■ **EXERCISE INPUTS**:
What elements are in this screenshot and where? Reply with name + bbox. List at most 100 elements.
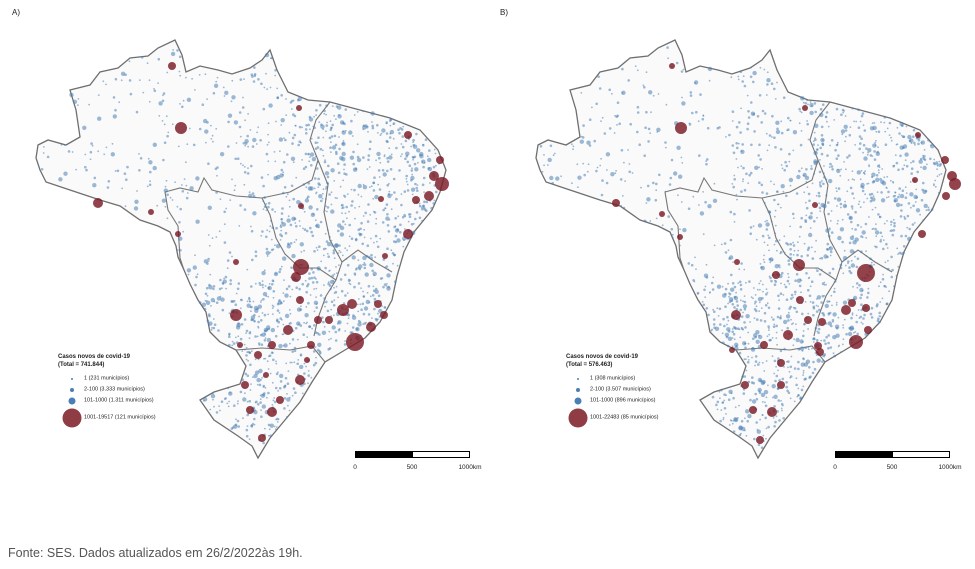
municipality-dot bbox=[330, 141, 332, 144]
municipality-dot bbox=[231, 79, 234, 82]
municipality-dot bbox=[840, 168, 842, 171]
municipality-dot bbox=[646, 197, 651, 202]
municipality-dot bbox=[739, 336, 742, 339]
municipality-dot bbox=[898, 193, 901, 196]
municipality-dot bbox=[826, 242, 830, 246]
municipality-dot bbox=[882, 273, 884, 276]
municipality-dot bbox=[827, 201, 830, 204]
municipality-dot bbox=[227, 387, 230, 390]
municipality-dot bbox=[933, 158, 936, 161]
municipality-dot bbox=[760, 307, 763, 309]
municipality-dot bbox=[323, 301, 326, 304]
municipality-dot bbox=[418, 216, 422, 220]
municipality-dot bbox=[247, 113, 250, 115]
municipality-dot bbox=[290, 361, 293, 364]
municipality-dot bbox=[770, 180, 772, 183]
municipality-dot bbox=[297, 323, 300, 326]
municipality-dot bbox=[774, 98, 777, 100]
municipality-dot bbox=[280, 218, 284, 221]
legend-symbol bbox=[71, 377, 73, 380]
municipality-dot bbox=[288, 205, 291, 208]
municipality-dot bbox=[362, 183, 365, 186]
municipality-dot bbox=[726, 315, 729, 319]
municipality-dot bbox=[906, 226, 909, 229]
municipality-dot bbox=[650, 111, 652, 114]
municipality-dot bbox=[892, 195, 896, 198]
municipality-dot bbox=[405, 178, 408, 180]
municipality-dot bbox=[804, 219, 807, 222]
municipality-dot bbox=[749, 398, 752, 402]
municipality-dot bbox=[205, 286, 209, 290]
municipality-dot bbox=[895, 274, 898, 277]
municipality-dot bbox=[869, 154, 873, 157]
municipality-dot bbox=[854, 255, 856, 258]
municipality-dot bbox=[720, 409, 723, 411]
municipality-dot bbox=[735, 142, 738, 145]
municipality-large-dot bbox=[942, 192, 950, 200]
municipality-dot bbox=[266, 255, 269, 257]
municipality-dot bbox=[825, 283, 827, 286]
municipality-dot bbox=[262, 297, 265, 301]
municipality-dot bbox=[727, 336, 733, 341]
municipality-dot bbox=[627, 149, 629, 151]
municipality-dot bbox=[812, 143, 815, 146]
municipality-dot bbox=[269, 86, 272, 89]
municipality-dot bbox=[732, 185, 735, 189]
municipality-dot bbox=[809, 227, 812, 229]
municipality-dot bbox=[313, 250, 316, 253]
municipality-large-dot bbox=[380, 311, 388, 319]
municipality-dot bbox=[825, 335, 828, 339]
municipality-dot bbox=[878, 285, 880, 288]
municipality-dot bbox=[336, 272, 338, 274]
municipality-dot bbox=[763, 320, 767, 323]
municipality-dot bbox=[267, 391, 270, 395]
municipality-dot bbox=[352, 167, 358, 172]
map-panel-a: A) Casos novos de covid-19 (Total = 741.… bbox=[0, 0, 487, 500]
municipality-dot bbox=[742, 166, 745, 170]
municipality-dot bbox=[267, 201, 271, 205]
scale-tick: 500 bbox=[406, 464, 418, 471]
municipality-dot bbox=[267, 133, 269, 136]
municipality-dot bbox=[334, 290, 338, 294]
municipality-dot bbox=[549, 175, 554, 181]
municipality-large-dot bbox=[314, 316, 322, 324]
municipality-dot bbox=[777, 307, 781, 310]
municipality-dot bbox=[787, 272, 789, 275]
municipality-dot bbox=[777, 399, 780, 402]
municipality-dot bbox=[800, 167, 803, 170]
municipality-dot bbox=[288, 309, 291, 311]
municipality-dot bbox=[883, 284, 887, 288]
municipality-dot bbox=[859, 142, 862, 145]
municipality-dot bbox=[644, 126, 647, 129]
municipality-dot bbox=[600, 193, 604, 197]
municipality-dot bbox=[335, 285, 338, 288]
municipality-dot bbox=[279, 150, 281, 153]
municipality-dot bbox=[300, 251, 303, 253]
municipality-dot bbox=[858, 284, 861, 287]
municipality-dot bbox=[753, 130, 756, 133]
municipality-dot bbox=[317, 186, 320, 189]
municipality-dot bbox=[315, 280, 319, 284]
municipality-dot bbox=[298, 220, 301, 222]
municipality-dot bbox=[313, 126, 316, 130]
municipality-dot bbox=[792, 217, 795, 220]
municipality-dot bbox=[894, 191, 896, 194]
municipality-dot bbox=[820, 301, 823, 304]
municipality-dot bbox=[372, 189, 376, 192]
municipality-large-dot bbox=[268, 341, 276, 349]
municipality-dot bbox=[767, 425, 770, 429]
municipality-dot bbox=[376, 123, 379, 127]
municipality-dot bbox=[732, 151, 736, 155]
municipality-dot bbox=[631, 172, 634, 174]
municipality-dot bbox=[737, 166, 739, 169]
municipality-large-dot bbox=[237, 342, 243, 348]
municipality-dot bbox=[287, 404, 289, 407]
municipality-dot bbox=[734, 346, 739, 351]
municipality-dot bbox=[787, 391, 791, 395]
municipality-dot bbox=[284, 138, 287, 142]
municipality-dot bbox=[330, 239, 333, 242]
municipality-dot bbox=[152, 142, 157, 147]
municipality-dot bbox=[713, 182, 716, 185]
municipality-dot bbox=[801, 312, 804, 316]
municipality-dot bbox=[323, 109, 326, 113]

■ **OBJECTIVE**: Retype the lines starting at the one containing "municipality-dot bbox=[330, 141, 332, 144]" and ending at the one containing "municipality-dot bbox=[869, 154, 873, 157]", keeping every character the same.

■ **TASK OUTPUT**:
municipality-dot bbox=[330, 141, 332, 144]
municipality-dot bbox=[231, 79, 234, 82]
municipality-dot bbox=[840, 168, 842, 171]
municipality-dot bbox=[646, 197, 651, 202]
municipality-dot bbox=[739, 336, 742, 339]
municipality-dot bbox=[898, 193, 901, 196]
municipality-dot bbox=[826, 242, 830, 246]
municipality-dot bbox=[882, 273, 884, 276]
municipality-dot bbox=[827, 201, 830, 204]
municipality-dot bbox=[227, 387, 230, 390]
municipality-dot bbox=[933, 158, 936, 161]
municipality-dot bbox=[760, 307, 763, 309]
municipality-dot bbox=[323, 301, 326, 304]
municipality-dot bbox=[418, 216, 422, 220]
municipality-dot bbox=[247, 113, 250, 115]
municipality-dot bbox=[290, 361, 293, 364]
municipality-dot bbox=[770, 180, 772, 183]
municipality-dot bbox=[297, 323, 300, 326]
municipality-dot bbox=[774, 98, 777, 100]
municipality-dot bbox=[280, 218, 284, 221]
legend-symbol bbox=[71, 377, 73, 380]
municipality-dot bbox=[288, 205, 291, 208]
municipality-dot bbox=[362, 183, 365, 186]
municipality-dot bbox=[726, 315, 729, 319]
municipality-dot bbox=[906, 226, 909, 229]
municipality-dot bbox=[650, 111, 652, 114]
municipality-dot bbox=[892, 195, 896, 198]
municipality-dot bbox=[405, 178, 408, 180]
municipality-dot bbox=[804, 219, 807, 222]
municipality-dot bbox=[749, 398, 752, 402]
municipality-dot bbox=[205, 286, 209, 290]
municipality-dot bbox=[895, 274, 898, 277]
municipality-dot bbox=[869, 154, 873, 157]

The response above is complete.